(Task statement): Copy all the records again, replacing every "y-tick-label" with "y-axis-tick" and keeping everything else the same. Leave out the pictures.

(Working data):
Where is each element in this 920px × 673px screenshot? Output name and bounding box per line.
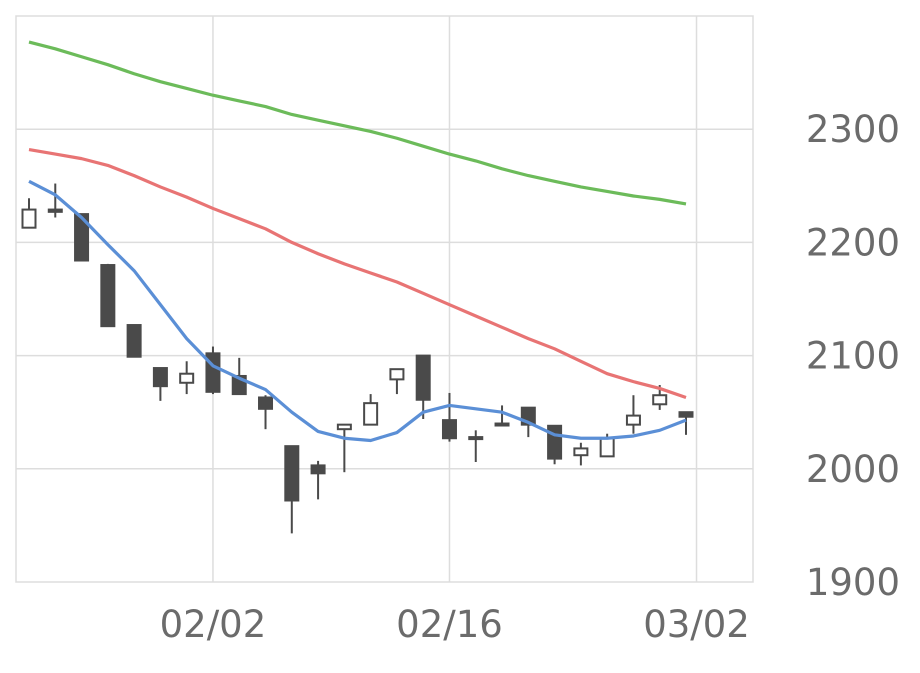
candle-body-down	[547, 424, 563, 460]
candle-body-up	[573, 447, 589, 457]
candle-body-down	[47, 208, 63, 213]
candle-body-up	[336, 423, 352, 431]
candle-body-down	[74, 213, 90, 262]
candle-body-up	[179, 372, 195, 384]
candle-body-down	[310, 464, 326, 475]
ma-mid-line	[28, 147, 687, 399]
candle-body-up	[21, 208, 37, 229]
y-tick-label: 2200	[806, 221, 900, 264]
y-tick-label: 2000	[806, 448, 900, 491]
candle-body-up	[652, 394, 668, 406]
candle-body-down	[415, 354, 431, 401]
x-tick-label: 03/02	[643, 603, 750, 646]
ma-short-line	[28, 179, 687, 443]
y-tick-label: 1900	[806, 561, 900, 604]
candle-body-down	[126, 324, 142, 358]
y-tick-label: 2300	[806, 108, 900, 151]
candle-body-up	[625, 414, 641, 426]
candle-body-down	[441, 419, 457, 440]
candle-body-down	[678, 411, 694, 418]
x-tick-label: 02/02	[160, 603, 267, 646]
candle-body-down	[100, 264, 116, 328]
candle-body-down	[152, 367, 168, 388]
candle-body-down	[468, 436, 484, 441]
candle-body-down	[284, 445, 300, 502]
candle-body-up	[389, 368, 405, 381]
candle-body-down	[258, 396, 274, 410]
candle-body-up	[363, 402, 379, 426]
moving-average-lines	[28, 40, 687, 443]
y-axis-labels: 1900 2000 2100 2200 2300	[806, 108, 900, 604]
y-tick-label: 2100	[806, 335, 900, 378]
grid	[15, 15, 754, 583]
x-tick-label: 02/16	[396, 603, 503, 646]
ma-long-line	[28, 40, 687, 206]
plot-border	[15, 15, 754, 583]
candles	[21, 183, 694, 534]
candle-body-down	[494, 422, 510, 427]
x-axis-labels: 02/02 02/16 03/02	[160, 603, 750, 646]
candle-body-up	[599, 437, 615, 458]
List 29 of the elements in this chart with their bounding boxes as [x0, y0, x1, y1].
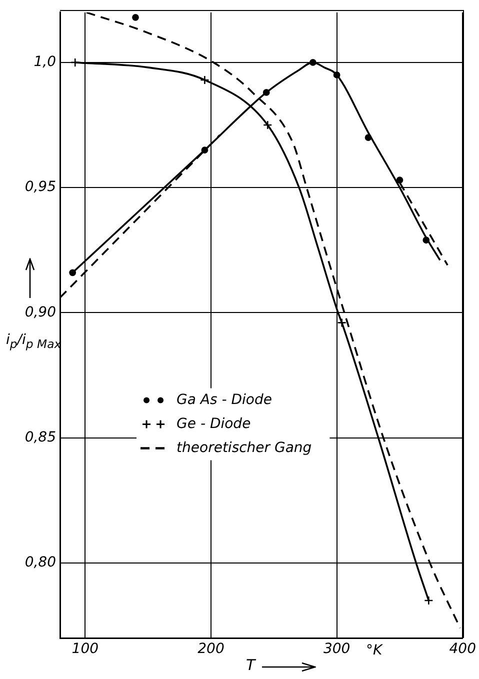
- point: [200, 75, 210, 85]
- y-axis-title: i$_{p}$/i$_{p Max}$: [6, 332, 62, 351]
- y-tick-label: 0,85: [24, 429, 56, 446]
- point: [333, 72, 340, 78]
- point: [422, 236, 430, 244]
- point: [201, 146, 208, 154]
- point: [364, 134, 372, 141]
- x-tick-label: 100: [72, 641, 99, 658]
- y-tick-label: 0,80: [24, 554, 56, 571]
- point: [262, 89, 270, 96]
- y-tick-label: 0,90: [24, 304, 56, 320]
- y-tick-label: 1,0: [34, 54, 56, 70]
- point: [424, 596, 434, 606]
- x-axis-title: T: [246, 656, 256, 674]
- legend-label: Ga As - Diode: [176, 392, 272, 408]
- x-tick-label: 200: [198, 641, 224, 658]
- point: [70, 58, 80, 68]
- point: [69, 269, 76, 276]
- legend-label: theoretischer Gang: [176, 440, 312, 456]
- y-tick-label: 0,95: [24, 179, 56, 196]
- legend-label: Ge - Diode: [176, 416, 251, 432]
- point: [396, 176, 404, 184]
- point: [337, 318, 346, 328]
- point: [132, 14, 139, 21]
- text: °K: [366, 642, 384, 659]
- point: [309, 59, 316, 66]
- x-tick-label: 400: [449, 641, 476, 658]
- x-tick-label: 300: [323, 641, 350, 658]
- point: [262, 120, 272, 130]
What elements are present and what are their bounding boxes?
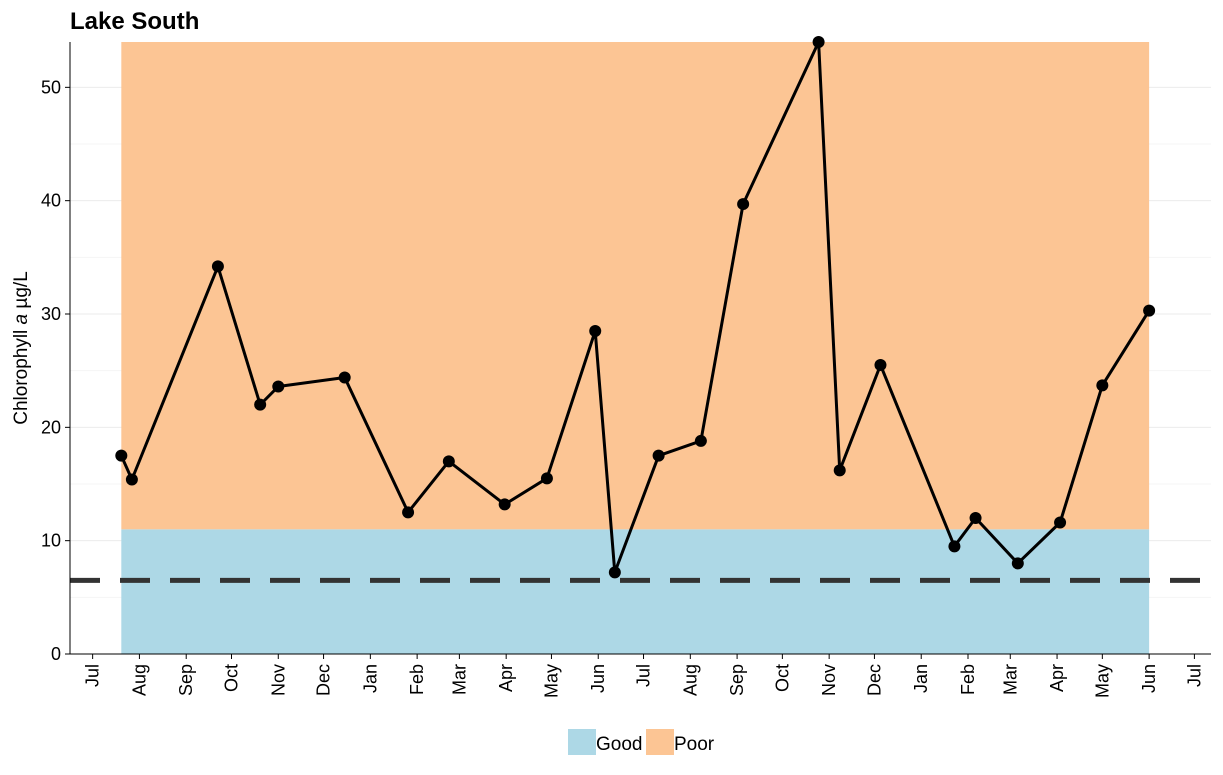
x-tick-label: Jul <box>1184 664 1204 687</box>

(Problem solution):
Where is each element in this 920px × 673px screenshot? Output name and bounding box per line.
candle-body-down	[547, 424, 563, 460]
candle-body-up	[573, 447, 589, 457]
candle-body-down	[47, 208, 63, 213]
candle-body-up	[336, 423, 352, 431]
candle-body-down	[74, 213, 90, 262]
candle-body-up	[179, 372, 195, 384]
candle-body-down	[310, 464, 326, 475]
ma-mid-line	[28, 147, 687, 399]
candle-body-up	[21, 208, 37, 229]
y-axis-tick: 2200	[806, 221, 900, 264]
y-axis-tick: 2000	[806, 448, 900, 491]
candle-body-up	[652, 394, 668, 406]
candle-body-down	[415, 354, 431, 401]
x-tick-label: 03/02	[643, 603, 750, 646]
ma-short-line	[28, 179, 687, 443]
y-axis-tick: 1900	[806, 561, 900, 604]
candle-body-down	[126, 324, 142, 358]
y-axis-tick: 2300	[806, 108, 900, 151]
candle-body-up	[625, 414, 641, 426]
candle-body-down	[441, 419, 457, 440]
candle-body-down	[678, 411, 694, 418]
x-tick-label: 02/02	[160, 603, 267, 646]
candle-body-down	[100, 264, 116, 328]
candle-body-down	[152, 367, 168, 388]
candle-body-down	[468, 436, 484, 441]
candle-body-down	[284, 445, 300, 502]
candle-body-up	[389, 368, 405, 381]
candle-body-down	[258, 396, 274, 410]
candle-body-up	[363, 402, 379, 426]
moving-average-lines	[28, 40, 687, 443]
y-axis-labels: 1900 2000 2100 2200 2300	[806, 108, 900, 604]
y-axis-tick: 2100	[806, 335, 900, 378]
grid	[15, 15, 754, 583]
x-tick-label: 02/16	[396, 603, 503, 646]
ma-long-line	[28, 40, 687, 206]
plot-border	[15, 15, 754, 583]
candles	[21, 183, 694, 534]
candle-body-down	[494, 422, 510, 427]
x-axis-labels: 02/02 02/16 03/02	[160, 603, 750, 646]
candle-body-up	[599, 437, 615, 458]
List 29 of the elements in this chart with their bounding boxes as [x0, y0, x1, y1].
- point: [200, 75, 210, 85]
- y-axis-title: i$_{p}$/i$_{p Max}$: [6, 332, 62, 351]
- y-axis-tick: 0,85: [24, 429, 56, 446]
- point: [333, 72, 340, 78]
- point: [422, 236, 430, 244]
- point: [201, 146, 208, 154]
- point: [364, 134, 372, 141]
- x-tick-label: 100: [72, 641, 99, 658]
- y-axis-tick: 0,80: [24, 554, 56, 571]
- point: [262, 89, 270, 96]
- y-axis-tick: 0,90: [24, 304, 56, 320]
- y-axis-tick: 1,0: [34, 54, 56, 70]
- point: [424, 596, 434, 606]
- x-axis-title: T: [246, 656, 256, 674]
- legend-label: Ga As - Diode: [176, 392, 272, 408]
- x-tick-label: 200: [198, 641, 224, 658]
- point: [70, 58, 80, 68]
- point: [69, 269, 76, 276]
- legend-label: theoretischer Gang: [176, 440, 312, 456]
- y-axis-tick: 0,95: [24, 179, 56, 196]
- legend-label: Ge - Diode: [176, 416, 251, 432]
- point: [396, 176, 404, 184]
- point: [337, 318, 346, 328]
- point: [132, 14, 139, 21]
- text: °K: [366, 642, 384, 659]
- point: [309, 59, 316, 66]
- x-tick-label: 400: [449, 641, 476, 658]
- x-tick-label: 300: [323, 641, 350, 658]
- point: [262, 120, 272, 130]
What elements are present and what are their bounding boxes?
x-tick-label: Jul <box>1184 664 1204 687</box>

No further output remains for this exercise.